From mboxrd@z Thu Jan  1 00:00:00 1970
From: Thomas Glanzmann <thomas@glanzmann.de>
Subject: Re: Data Deduplication with the help of an online filesystem check
Date: Tue, 28 Apr 2009 22:14:07 +0200
Message-ID: <20090428201407.GI7217@cip.informatik.uni-erlangen.de>
References: <20090427033331.GC17677@cip.informatik.uni-erlangen.de> <1240839448.26451.13.camel@think.oraclecorp.com> <20090428155900.GA1722@cip.informatik.uni-erlangen.de> <49F728F6.6030307@wpkg.org> <20090428173251.GB7217@cip.informatik.uni-erlangen.de> <49F73FC9.3070607@partiallystapled.com>
Mime-Version: 1.0
Content-Type: text/plain; charset=us-ascii
Cc: Tomasz Chmielewski <mangoo@wpkg.org>,
	Chris Mason <chris.mason@oracle.com>,
	linux-btrfs@vger.kernel.org
To: Michael Tharp <gxti@partiallystapled.com>
Return-path: <linux-btrfs-owner@vger.kernel.org>
In-Reply-To: <49F73FC9.3070607@partiallystapled.com>
List-ID: <linux-btrfs.vger.kernel.org>

Hello Michael,

> I'd start with a crc32 and/or MD5 to find candidate blocks, then do a 
> bytewise comparison before actually merging them. Even the risk of an 
> accidental collision is too high, and considering there are plenty of 
> birthday-style MD5 attacks it would not be extraordinarily difficult to 
> construct a block that collides with e.g. a system library.

I agree. But using a crc32 to identify blocks might me give to much
false positives, but actually someone need to try that in practice and
run some statics on real data to tell if it is the case.

> Keep in mind that although digests do a fairly good job of making
> unique identifiers for larger chunks of data, they can only hold so
> many unique combinations. Considering you're comparing blocks of a few
> kibibytes in size it's best to just do a foolproof comparison. There's
> nothing wrong with using a checksum/digest as a screening mechanism
> though.

Again absolutly agreed.

        Thomas

Provided records —
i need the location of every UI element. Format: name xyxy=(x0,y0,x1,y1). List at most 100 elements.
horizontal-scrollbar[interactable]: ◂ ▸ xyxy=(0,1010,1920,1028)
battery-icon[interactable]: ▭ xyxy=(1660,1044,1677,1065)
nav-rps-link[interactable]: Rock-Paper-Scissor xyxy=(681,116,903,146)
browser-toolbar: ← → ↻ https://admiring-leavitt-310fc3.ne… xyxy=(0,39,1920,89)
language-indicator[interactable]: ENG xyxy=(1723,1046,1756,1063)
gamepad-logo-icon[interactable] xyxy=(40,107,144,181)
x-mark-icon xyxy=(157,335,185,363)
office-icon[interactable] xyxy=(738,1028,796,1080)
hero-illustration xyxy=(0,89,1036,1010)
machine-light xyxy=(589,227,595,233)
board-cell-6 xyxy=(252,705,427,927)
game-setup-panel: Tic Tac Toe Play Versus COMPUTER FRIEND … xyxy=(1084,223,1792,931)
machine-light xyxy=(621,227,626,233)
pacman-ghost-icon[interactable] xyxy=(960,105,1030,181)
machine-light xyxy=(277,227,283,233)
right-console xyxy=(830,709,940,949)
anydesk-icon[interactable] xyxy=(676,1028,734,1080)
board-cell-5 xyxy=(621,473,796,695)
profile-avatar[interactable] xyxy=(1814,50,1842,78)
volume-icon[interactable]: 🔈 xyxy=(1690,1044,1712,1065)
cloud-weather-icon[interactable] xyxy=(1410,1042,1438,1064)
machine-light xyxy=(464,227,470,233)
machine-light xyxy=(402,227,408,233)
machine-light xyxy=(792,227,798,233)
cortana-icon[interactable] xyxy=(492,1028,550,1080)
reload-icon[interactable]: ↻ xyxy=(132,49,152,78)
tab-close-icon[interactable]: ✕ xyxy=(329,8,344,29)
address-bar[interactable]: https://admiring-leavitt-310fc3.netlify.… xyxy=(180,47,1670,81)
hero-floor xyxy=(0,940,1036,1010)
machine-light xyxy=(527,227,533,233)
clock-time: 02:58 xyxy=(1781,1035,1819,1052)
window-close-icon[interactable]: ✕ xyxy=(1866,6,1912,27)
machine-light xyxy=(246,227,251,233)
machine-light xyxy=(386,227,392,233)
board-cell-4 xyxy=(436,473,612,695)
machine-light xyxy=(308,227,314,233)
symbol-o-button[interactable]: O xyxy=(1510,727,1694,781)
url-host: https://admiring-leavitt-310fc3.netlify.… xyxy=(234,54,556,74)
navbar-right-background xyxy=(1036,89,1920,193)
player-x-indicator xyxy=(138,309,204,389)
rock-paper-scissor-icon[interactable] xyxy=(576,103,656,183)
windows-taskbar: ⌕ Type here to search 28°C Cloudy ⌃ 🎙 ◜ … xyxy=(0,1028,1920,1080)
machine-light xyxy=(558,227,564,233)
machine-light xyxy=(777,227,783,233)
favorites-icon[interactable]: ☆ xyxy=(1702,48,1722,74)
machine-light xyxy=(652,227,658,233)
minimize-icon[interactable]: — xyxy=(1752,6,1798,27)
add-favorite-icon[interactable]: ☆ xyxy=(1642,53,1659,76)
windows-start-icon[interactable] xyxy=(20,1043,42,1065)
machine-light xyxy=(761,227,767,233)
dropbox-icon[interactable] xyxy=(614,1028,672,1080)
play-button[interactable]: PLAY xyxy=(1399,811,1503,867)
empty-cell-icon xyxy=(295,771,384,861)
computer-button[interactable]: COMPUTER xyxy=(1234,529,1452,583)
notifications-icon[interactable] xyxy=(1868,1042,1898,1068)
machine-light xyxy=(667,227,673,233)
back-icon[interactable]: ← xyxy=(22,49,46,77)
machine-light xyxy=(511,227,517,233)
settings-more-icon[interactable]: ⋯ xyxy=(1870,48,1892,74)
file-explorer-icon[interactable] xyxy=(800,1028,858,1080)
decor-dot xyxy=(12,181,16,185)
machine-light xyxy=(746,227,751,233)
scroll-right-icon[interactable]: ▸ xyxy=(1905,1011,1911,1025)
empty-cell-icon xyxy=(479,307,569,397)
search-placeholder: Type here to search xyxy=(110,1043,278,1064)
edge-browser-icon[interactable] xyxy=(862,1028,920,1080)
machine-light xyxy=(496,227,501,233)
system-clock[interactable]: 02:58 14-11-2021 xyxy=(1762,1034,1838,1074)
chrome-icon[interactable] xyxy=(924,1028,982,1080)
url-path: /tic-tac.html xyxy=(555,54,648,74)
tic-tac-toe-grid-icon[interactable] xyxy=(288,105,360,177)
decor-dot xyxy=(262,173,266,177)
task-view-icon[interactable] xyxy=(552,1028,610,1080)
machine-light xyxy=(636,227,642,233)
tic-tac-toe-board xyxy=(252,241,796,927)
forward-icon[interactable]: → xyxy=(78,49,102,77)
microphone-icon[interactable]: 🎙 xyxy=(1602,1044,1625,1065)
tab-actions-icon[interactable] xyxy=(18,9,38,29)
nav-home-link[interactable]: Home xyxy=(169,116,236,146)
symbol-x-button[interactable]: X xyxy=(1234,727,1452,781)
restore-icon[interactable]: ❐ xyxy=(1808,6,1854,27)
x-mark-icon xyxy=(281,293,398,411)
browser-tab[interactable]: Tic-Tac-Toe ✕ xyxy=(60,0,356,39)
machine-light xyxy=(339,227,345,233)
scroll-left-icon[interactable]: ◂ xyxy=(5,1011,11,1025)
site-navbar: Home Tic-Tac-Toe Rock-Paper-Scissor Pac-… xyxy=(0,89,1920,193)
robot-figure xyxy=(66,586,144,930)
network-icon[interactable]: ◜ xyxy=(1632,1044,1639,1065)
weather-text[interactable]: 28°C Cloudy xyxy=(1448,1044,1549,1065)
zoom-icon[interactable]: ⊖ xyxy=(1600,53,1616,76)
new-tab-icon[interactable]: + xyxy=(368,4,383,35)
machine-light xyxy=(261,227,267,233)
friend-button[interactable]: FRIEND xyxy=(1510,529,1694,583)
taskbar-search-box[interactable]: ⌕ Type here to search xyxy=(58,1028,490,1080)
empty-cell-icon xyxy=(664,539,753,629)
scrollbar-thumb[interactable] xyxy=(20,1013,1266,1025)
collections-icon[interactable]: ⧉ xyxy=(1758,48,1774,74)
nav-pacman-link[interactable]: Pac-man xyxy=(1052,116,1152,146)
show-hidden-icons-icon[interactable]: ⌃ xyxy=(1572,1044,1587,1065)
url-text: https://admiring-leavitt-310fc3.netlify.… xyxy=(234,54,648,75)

What you will do —
(A) Summarize the deduplication email in two sentences.
(B) In the deduplication email, what does Thomas say someone needs to do to find out whether crc32 gives too many false positives?

Answers for the exercise —
(A) Thomas Glanzmann agrees with Michael Tharp's suggestion to find candidate blocks with a crc32 and/or MD5 and then compare them byte by byte before merging, though he worries that crc32 may produce too many false positives and says this needs testing on real data. He also strongly agrees that a checksum or digest works as a screening mechanism but that blocks of a few kibibytes are best checked with a foolproof comparison.

(B) Someone needs to try it in practice and run statistics on real data.